GOAL: Give the number of lines that include the string "Auswirkungen", nothing more.

%%

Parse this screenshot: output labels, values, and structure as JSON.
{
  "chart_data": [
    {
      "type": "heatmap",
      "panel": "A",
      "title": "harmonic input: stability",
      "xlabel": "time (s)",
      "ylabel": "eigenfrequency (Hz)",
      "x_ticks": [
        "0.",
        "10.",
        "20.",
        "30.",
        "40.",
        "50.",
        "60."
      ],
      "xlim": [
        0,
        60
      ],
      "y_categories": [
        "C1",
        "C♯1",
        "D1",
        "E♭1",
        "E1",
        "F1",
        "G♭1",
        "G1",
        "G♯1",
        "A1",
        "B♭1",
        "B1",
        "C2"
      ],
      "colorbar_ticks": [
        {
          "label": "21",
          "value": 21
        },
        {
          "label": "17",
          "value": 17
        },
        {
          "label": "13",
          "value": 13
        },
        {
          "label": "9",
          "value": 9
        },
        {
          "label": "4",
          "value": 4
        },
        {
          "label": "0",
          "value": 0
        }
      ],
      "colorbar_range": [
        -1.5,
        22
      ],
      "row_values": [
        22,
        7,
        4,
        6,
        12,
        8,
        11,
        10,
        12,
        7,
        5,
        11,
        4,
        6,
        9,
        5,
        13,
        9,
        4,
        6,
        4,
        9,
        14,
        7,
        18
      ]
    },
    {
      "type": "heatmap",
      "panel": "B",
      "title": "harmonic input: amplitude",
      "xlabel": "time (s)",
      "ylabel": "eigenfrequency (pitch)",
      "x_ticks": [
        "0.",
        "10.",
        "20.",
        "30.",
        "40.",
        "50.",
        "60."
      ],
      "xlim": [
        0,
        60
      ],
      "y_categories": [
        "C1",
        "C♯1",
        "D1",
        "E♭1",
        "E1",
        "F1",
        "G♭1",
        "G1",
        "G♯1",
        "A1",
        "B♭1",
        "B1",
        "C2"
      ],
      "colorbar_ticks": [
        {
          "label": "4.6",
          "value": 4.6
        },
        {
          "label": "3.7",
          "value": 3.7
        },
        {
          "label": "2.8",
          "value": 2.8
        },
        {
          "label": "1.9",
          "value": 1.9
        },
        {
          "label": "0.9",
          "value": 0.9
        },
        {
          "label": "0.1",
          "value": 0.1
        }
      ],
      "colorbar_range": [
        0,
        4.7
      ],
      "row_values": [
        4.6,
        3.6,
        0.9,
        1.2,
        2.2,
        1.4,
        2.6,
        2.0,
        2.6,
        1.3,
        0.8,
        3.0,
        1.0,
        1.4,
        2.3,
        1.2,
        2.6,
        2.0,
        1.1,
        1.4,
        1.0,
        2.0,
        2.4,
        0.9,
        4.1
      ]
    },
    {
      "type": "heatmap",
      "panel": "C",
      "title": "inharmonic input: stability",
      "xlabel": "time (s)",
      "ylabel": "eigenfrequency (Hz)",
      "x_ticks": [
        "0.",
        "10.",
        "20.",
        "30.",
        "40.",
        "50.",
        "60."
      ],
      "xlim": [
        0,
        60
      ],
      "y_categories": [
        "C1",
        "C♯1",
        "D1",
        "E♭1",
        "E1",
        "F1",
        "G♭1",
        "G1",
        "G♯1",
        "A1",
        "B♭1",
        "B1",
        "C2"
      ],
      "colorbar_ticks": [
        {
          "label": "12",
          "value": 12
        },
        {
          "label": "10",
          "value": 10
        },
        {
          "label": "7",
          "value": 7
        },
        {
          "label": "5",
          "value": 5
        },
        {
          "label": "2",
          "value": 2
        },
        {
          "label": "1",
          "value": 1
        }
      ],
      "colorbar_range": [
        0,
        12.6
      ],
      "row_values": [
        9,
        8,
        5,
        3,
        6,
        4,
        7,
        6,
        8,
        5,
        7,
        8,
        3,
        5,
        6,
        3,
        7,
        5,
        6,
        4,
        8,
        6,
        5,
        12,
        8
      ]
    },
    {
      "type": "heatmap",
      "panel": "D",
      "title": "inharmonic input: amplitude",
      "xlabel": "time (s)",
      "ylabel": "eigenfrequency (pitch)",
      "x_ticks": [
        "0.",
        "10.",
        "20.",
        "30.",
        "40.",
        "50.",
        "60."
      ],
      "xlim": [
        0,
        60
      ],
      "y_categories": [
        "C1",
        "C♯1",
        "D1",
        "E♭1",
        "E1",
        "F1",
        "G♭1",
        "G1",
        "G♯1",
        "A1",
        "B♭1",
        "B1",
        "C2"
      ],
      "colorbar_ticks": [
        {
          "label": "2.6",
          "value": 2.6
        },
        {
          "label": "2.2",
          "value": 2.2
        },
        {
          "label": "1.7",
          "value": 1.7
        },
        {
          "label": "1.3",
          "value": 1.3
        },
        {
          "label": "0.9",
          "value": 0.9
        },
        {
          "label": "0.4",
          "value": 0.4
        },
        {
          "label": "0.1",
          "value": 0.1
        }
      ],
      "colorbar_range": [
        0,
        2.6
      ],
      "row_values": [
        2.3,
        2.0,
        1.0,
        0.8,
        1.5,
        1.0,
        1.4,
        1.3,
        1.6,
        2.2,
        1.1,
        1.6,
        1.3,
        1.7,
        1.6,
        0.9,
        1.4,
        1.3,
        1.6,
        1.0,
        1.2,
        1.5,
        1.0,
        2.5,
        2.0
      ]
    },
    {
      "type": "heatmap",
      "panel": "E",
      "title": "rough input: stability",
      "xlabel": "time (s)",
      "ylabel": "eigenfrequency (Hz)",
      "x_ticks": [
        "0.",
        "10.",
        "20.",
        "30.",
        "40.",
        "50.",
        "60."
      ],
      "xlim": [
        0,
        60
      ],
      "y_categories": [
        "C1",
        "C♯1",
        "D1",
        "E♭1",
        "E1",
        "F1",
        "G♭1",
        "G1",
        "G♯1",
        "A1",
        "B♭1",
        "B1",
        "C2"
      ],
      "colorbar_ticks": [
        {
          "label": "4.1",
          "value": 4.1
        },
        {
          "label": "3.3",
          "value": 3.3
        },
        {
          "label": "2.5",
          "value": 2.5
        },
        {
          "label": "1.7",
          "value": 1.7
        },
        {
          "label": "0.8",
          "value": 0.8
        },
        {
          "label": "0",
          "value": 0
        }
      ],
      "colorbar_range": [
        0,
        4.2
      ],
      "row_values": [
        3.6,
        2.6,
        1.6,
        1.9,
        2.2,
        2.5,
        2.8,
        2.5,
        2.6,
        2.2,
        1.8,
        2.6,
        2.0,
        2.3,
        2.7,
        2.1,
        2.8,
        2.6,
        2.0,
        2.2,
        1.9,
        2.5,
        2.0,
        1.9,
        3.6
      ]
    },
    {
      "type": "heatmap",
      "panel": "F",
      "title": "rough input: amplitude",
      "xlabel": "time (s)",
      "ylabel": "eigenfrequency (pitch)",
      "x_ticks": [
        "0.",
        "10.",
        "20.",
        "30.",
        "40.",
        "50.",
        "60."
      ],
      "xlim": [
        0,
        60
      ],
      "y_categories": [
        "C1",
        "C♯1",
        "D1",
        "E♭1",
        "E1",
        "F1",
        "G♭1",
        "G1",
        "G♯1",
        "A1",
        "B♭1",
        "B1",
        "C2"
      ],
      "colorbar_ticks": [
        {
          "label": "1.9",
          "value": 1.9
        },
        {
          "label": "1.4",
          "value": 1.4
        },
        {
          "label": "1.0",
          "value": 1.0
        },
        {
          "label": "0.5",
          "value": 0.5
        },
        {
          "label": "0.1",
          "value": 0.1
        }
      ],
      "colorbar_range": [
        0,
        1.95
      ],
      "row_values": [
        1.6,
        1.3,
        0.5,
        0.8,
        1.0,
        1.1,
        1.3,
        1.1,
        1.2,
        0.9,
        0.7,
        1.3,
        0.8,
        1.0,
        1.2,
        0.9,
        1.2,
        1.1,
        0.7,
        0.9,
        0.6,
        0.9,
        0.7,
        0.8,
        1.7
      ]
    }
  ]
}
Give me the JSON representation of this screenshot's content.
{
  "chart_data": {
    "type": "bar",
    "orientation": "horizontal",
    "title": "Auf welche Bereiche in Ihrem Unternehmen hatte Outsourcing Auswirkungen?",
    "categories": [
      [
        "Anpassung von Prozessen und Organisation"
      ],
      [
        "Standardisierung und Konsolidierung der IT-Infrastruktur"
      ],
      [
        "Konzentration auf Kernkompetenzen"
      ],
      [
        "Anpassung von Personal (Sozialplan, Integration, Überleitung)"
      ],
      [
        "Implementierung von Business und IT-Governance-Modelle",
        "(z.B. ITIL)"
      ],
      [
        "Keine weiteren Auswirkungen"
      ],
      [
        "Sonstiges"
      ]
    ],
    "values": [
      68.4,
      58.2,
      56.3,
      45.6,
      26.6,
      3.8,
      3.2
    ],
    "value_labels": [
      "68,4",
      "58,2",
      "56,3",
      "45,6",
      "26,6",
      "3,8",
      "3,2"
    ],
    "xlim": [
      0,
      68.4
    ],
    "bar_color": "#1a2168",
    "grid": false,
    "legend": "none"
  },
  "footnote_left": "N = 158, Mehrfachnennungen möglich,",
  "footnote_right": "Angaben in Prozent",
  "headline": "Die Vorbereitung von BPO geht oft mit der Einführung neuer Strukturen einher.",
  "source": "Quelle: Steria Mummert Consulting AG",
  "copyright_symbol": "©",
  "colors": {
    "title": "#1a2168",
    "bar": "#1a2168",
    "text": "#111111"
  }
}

%%

ANSWER FOR THE TASK: 2